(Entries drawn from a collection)

'''

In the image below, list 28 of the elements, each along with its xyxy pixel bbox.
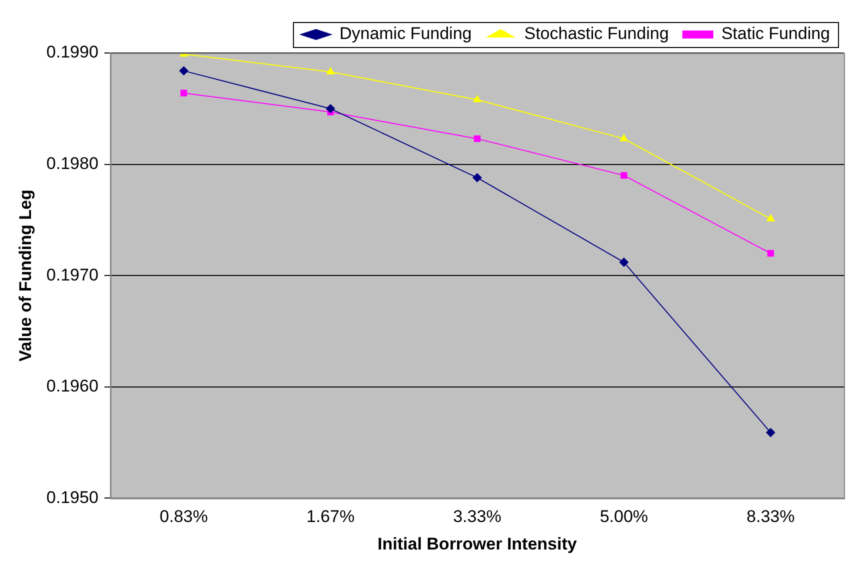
- point: [472, 173, 482, 182]
- y-tick-label: 0.1970: [46, 265, 98, 284]
- y-axis-title: Value of Funding Leg: [16, 190, 35, 362]
- x-tick-label: 1.67%: [306, 507, 355, 526]
- x-axis-title: Initial Borrower Intensity: [378, 534, 578, 554]
- point: [180, 90, 188, 96]
- y-tick-label: 0.1990: [46, 42, 98, 62]
- point: [619, 258, 628, 267]
- x-tick-label: 5.00%: [600, 507, 648, 526]
- point: [766, 214, 775, 222]
- legend-label: Dynamic Funding: [339, 24, 472, 44]
- point: [767, 250, 774, 257]
- point: [179, 66, 188, 76]
- point: [766, 428, 776, 438]
- x-tick-label: 8.33%: [746, 507, 795, 526]
- point: [474, 135, 481, 142]
- x-tick-label: 3.33%: [453, 507, 502, 526]
- point: [326, 104, 335, 114]
- legend-label: Static Funding: [721, 24, 830, 44]
- y-tick-label: 0.1960: [46, 376, 98, 396]
- x-tick-label: 0.83%: [160, 507, 208, 526]
- legend-label: Stochastic Funding: [524, 24, 669, 44]
- point: [620, 134, 628, 142]
- y-tick-label: 0.1980: [46, 154, 98, 173]
- point: [620, 172, 628, 179]
- point: [473, 95, 482, 102]
- point: [326, 67, 334, 74]
- y-tick-label: 0.1950: [46, 488, 98, 507]
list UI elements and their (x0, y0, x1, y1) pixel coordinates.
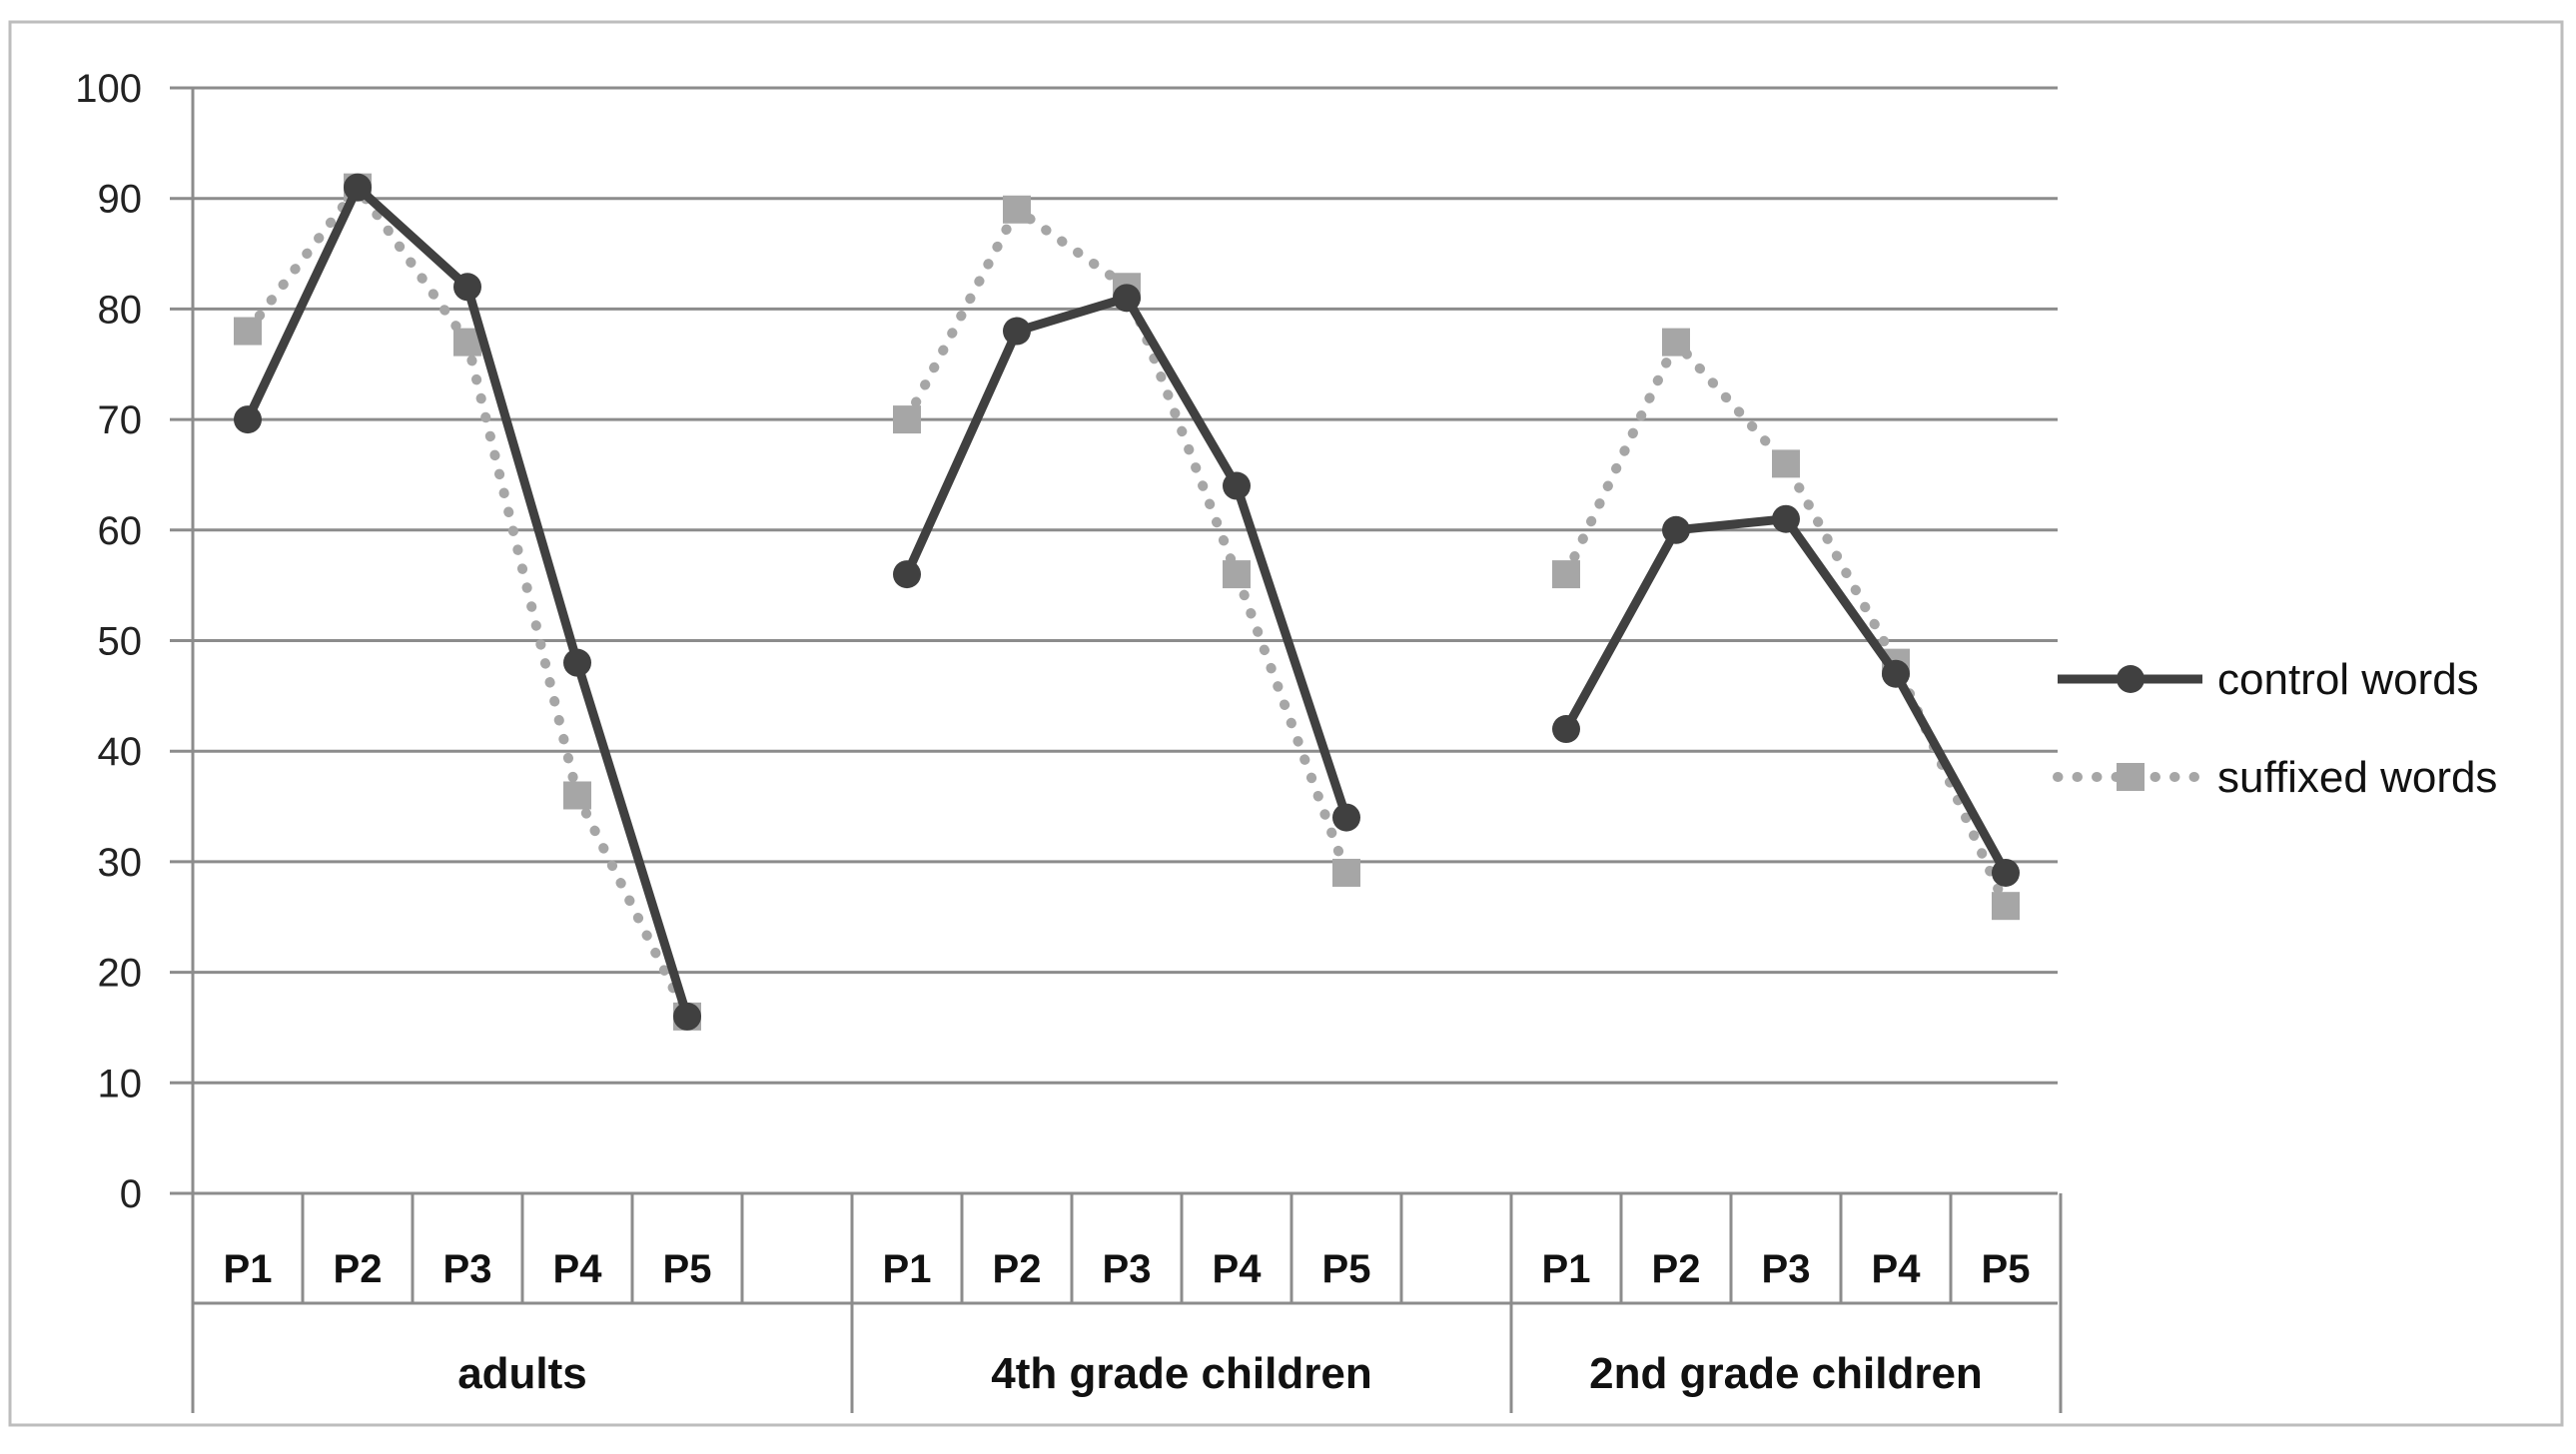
control-words-point (1662, 515, 1690, 544)
y-tick-label: 50 (98, 620, 143, 664)
suffixed-words-point (1332, 858, 1360, 887)
control-words-point (344, 173, 372, 202)
x-group-label: adults (457, 1349, 587, 1398)
suffixed-words-point (234, 317, 262, 346)
x-tick-label: P3 (1103, 1247, 1152, 1291)
x-tick-label: P2 (334, 1247, 383, 1291)
control-words-point (1992, 858, 2020, 887)
suffixed-words-point (1552, 560, 1580, 589)
x-tick-label: P1 (883, 1247, 932, 1291)
legend-label: suffixed words (2217, 753, 2497, 802)
y-tick-label: 20 (98, 952, 143, 996)
control-words-point (453, 273, 481, 302)
suffixed-words-point (1223, 560, 1251, 589)
control-words-point (673, 1002, 701, 1031)
y-tick-label: 30 (98, 841, 143, 885)
y-tick-label: 70 (98, 398, 143, 442)
suffixed-words-point (1662, 328, 1690, 357)
control-words-point (563, 648, 591, 677)
x-tick-label: P5 (1322, 1247, 1371, 1291)
y-tick-label: 10 (98, 1062, 143, 1105)
y-tick-label: 100 (75, 67, 142, 111)
control-words-point (1772, 504, 1800, 533)
control-words-point (234, 405, 262, 434)
suffixed-words-point (893, 405, 921, 434)
y-tick-label: 60 (98, 509, 143, 553)
control-words-point (1552, 715, 1580, 744)
x-group-label: 2nd grade children (1589, 1349, 1983, 1398)
x-tick-label: P1 (1542, 1247, 1591, 1291)
suffixed-words-point (1992, 892, 2020, 921)
control-words-point (1332, 803, 1360, 832)
control-words-point (1003, 317, 1031, 346)
y-tick-label: 90 (98, 178, 143, 222)
y-tick-label: 0 (120, 1172, 142, 1216)
x-tick-label: P4 (553, 1247, 603, 1291)
control-words-point (1113, 284, 1141, 313)
suffixed-words-point (1003, 195, 1031, 224)
control-words-point (1882, 659, 1910, 688)
x-tick-label: P1 (224, 1247, 273, 1291)
y-tick-label: 40 (98, 730, 143, 774)
legend-suffixed-words-marker (2117, 763, 2145, 791)
suffixed-words-point (563, 781, 591, 810)
x-group-label: 4th grade children (991, 1349, 1371, 1398)
x-tick-label: P4 (1213, 1247, 1263, 1291)
x-tick-label: P3 (443, 1247, 492, 1291)
control-words-point (893, 560, 921, 589)
x-tick-label: P5 (663, 1247, 712, 1291)
legend-label: control words (2217, 655, 2479, 704)
x-tick-label: P4 (1872, 1247, 1922, 1291)
x-tick-label: P2 (993, 1247, 1042, 1291)
x-tick-label: P3 (1762, 1247, 1811, 1291)
x-tick-label: P2 (1652, 1247, 1701, 1291)
legend-control-words-marker (2117, 665, 2145, 693)
suffixed-words-point (1772, 449, 1800, 478)
control-words-point (1223, 471, 1251, 500)
y-tick-label: 80 (98, 288, 143, 332)
x-tick-label: P5 (1982, 1247, 2031, 1291)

'''

**PROBLEM**
Gather every line of the rows above that contains the string "legend", and list those lines in their original order.

**FINAL RESULT**
- legend-label: Dynamic Funding: [339, 24, 472, 44]
- legend-label: Static Funding: [721, 24, 830, 44]
- legend-label: Stochastic Funding: [524, 24, 669, 44]
legend-label: suffixed words (2217, 753, 2497, 802)
legend-suffixed-words-marker (2117, 763, 2145, 791)
legend-label: control words (2217, 655, 2479, 704)
legend-control-words-marker (2117, 665, 2145, 693)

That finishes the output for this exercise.